--- Start Data rows ---

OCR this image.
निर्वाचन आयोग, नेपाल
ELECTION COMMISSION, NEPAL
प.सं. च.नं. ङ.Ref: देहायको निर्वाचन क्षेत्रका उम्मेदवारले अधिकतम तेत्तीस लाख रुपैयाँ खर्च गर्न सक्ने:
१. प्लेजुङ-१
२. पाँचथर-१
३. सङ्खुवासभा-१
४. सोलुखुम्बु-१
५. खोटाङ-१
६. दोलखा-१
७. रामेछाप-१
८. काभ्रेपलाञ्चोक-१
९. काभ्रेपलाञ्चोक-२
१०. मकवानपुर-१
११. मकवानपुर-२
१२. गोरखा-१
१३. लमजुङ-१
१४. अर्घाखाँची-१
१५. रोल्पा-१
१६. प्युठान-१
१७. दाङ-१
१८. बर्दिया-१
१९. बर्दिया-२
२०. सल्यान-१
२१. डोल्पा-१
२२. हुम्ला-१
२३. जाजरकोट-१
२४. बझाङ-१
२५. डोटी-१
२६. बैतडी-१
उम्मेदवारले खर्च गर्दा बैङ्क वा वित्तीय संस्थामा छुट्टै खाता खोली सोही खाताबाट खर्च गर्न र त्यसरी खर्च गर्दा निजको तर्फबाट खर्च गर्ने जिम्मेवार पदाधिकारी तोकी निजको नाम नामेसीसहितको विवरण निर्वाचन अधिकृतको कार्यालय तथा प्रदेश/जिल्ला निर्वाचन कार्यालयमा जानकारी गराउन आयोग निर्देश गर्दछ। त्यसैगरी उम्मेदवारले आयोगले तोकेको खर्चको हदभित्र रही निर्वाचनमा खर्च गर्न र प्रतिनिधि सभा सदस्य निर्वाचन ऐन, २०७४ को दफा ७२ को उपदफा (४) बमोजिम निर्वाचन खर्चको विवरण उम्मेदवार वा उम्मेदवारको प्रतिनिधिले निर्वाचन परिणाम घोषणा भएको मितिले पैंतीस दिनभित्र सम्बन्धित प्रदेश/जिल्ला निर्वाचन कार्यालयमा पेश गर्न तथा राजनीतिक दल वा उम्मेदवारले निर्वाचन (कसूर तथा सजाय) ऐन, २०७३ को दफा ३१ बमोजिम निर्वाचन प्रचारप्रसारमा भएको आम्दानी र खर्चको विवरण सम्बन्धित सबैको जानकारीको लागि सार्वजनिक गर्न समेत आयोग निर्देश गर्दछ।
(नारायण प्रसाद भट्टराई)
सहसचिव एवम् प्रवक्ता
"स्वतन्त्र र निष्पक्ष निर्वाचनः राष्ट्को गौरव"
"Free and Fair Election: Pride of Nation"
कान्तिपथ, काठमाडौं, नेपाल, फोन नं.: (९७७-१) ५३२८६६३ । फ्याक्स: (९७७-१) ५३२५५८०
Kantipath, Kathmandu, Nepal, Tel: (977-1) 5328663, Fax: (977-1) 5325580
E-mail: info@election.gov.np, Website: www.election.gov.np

--- End Data rows ---

## Task
Would you reproduce the material above in full, exactly as given?

## Written reply
OCR this image.
निर्वाचन आयोग, नेपाल
ELECTION COMMISSION, NEPAL
प.सं. च.नं. ङ.Ref: देहायको निर्वाचन क्षेत्रका उम्मेदवारले अधिकतम तेत्तीस लाख रुपैयाँ खर्च गर्न सक्ने:
१. प्लेजुङ-१
२. पाँचथर-१
३. सङ्खुवासभा-१
४. सोलुखुम्बु-१
५. खोटाङ-१
६. दोलखा-१
७. रामेछाप-१
८. काभ्रेपलाञ्चोक-१
९. काभ्रेपलाञ्चोक-२
१०. मकवानपुर-१
११. मकवानपुर-२
१२. गोरखा-१
१३. लमजुङ-१
१४. अर्घाखाँची-१
१५. रोल्पा-१
१६. प्युठान-१
१७. दाङ-१
१८. बर्दिया-१
१९. बर्दिया-२
२०. सल्यान-१
२१. डोल्पा-१
२२. हुम्ला-१
२३. जाजरकोट-१
२४. बझाङ-१
२५. डोटी-१
२६. बैतडी-१
उम्मेदवारले खर्च गर्दा बैङ्क वा वित्तीय संस्थामा छुट्टै खाता खोली सोही खाताबाट खर्च गर्न र त्यसरी खर्च गर्दा निजको तर्फबाट खर्च गर्ने जिम्मेवार पदाधिकारी तोकी निजको नाम नामेसीसहितको विवरण निर्वाचन अधिकृतको कार्यालय तथा प्रदेश/जिल्ला निर्वाचन कार्यालयमा जानकारी गराउन आयोग निर्देश गर्दछ। त्यसैगरी उम्मेदवारले आयोगले तोकेको खर्चको हदभित्र रही निर्वाचनमा खर्च गर्न र प्रतिनिधि सभा सदस्य निर्वाचन ऐन, २०७४ को दफा ७२ को उपदफा (४) बमोजिम निर्वाचन खर्चको विवरण उम्मेदवार वा उम्मेदवारको प्रतिनिधिले निर्वाचन परिणाम घोषणा भएको मितिले पैंतीस दिनभित्र सम्बन्धित प्रदेश/जिल्ला निर्वाचन कार्यालयमा पेश गर्न तथा राजनीतिक दल वा उम्मेदवारले निर्वाचन (कसूर तथा सजाय) ऐन, २०७३ को दफा ३१ बमोजिम निर्वाचन प्रचारप्रसारमा भएको आम्दानी र खर्चको विवरण सम्बन्धित सबैको जानकारीको लागि सार्वजनिक गर्न समेत आयोग निर्देश गर्दछ।
(नारायण प्रसाद भट्टराई)
सहसचिव एवम् प्रवक्ता
"स्वतन्त्र र निष्पक्ष निर्वाचनः राष्ट्को गौरव"
"Free and Fair Election: Pride of Nation"
कान्तिपथ, काठमाडौं, नेपाल, फोन नं.: (९७७-१) ५३२८६६३ । फ्याक्स: (९७७-१) ५३२५५८०
Kantipath, Kathmandu, Nepal, Tel: (977-1) 5328663, Fax: (977-1) 5325580
E-mail: info@election.gov.np, Website: www.election.gov.np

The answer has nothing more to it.